- **Extracted material**:
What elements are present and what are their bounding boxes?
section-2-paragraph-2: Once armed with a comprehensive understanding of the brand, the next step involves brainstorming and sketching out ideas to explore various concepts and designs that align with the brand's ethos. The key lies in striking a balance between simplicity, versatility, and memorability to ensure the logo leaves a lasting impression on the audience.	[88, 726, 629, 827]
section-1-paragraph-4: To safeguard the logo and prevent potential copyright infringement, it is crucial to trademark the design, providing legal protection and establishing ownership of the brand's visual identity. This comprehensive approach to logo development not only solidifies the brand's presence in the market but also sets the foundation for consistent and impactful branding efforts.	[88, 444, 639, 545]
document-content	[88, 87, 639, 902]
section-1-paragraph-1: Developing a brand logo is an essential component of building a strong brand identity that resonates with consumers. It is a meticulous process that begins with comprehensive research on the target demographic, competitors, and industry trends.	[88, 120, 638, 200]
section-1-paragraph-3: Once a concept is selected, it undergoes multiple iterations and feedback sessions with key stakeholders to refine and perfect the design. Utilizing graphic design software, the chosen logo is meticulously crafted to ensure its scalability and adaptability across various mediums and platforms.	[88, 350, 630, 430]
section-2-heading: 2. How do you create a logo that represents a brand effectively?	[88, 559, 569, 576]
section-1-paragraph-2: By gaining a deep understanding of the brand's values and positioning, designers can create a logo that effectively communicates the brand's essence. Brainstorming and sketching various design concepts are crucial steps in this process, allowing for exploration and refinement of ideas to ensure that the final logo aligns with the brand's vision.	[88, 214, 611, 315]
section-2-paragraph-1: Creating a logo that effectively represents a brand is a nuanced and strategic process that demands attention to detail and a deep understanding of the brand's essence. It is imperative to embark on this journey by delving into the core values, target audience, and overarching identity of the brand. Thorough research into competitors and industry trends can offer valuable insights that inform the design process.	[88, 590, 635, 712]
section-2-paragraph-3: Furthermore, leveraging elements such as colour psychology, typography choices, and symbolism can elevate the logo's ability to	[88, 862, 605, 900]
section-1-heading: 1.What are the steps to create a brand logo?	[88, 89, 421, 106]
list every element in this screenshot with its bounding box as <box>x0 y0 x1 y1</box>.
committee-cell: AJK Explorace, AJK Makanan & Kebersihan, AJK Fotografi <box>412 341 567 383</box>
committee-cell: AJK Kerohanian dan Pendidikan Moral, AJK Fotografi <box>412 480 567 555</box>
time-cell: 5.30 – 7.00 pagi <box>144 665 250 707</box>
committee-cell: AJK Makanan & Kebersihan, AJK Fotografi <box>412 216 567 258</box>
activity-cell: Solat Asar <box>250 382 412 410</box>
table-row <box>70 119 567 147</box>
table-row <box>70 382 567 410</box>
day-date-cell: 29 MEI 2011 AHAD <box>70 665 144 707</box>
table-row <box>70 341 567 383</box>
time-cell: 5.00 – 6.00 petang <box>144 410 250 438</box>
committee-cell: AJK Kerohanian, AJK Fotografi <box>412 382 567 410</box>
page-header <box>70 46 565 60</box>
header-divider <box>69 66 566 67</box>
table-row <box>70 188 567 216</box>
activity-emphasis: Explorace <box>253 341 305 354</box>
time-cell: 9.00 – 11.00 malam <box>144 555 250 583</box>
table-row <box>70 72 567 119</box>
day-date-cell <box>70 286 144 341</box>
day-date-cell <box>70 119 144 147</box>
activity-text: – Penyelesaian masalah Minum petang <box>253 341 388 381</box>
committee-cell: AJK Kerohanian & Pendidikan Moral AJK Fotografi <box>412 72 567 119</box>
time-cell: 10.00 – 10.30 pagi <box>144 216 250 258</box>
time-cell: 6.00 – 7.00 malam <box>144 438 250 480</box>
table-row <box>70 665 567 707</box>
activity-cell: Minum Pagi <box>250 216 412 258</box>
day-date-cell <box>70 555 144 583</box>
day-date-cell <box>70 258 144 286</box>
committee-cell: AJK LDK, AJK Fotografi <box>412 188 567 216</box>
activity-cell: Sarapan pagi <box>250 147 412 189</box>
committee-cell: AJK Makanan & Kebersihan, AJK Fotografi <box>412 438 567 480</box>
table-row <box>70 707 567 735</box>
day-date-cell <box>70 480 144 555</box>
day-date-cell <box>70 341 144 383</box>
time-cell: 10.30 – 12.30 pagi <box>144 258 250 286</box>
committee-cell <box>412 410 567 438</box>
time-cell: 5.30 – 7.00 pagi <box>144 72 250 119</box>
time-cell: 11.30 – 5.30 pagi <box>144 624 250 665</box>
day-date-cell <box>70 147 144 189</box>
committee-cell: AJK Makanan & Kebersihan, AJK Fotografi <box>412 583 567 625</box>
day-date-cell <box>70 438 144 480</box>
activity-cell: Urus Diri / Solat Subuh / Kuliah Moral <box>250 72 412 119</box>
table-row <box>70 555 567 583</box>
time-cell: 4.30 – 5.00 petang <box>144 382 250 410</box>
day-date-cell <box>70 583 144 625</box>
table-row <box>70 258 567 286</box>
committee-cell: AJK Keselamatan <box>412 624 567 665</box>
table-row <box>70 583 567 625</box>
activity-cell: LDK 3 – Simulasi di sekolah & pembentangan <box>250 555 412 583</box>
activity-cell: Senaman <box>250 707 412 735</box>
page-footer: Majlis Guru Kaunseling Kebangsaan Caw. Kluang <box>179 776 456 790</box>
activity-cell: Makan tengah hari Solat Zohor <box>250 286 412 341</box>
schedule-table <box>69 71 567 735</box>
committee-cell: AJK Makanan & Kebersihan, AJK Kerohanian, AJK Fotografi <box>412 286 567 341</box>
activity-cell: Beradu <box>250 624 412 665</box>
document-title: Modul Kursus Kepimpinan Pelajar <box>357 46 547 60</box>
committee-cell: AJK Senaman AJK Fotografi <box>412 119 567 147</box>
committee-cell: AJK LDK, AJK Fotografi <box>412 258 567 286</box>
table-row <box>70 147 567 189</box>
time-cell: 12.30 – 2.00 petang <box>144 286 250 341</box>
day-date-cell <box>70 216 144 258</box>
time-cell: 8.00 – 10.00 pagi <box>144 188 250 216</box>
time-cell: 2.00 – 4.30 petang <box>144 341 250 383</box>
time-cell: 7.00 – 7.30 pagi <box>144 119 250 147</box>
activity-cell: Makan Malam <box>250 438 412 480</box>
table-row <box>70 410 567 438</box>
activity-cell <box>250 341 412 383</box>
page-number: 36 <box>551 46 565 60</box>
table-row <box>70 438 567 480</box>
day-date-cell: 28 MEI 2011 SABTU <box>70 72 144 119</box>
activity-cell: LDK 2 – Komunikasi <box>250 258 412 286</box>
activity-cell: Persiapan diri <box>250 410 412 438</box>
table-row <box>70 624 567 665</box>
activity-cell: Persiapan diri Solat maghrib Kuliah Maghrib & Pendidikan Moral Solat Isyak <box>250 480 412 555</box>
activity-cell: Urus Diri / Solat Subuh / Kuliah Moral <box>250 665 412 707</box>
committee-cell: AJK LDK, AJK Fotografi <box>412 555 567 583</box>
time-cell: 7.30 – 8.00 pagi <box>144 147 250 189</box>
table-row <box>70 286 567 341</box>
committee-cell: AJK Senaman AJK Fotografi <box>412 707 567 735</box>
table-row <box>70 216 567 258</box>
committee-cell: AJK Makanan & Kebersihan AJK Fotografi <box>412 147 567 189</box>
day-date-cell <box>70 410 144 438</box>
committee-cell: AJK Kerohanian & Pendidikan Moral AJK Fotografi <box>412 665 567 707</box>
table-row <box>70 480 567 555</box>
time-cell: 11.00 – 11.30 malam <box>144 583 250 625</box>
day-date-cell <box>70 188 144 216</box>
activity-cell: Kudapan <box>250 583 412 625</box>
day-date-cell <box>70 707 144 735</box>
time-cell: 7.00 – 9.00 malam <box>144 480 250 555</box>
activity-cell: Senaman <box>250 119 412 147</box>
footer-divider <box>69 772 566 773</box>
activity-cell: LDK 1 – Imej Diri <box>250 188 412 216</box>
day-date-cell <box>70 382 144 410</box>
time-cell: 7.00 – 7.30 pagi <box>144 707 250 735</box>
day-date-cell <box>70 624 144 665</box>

- **What is needed**: Copy the data word for word, starting at its first line and ending with the line that contains "section-2-paragraph-2: Once armed", including that line.

- **Solution to the exercise**:
What elements are present and what are their bounding boxes?
section-2-paragraph-2: Once armed with a comprehensive understanding of the brand, the next step involves brainstorming and sketching out ideas to explore various concepts and designs that align with the brand's ethos. The key lies in striking a balance between simplicity, versatility, and memorability to ensure the logo leaves a lasting impression on the audience.	[88, 726, 629, 827]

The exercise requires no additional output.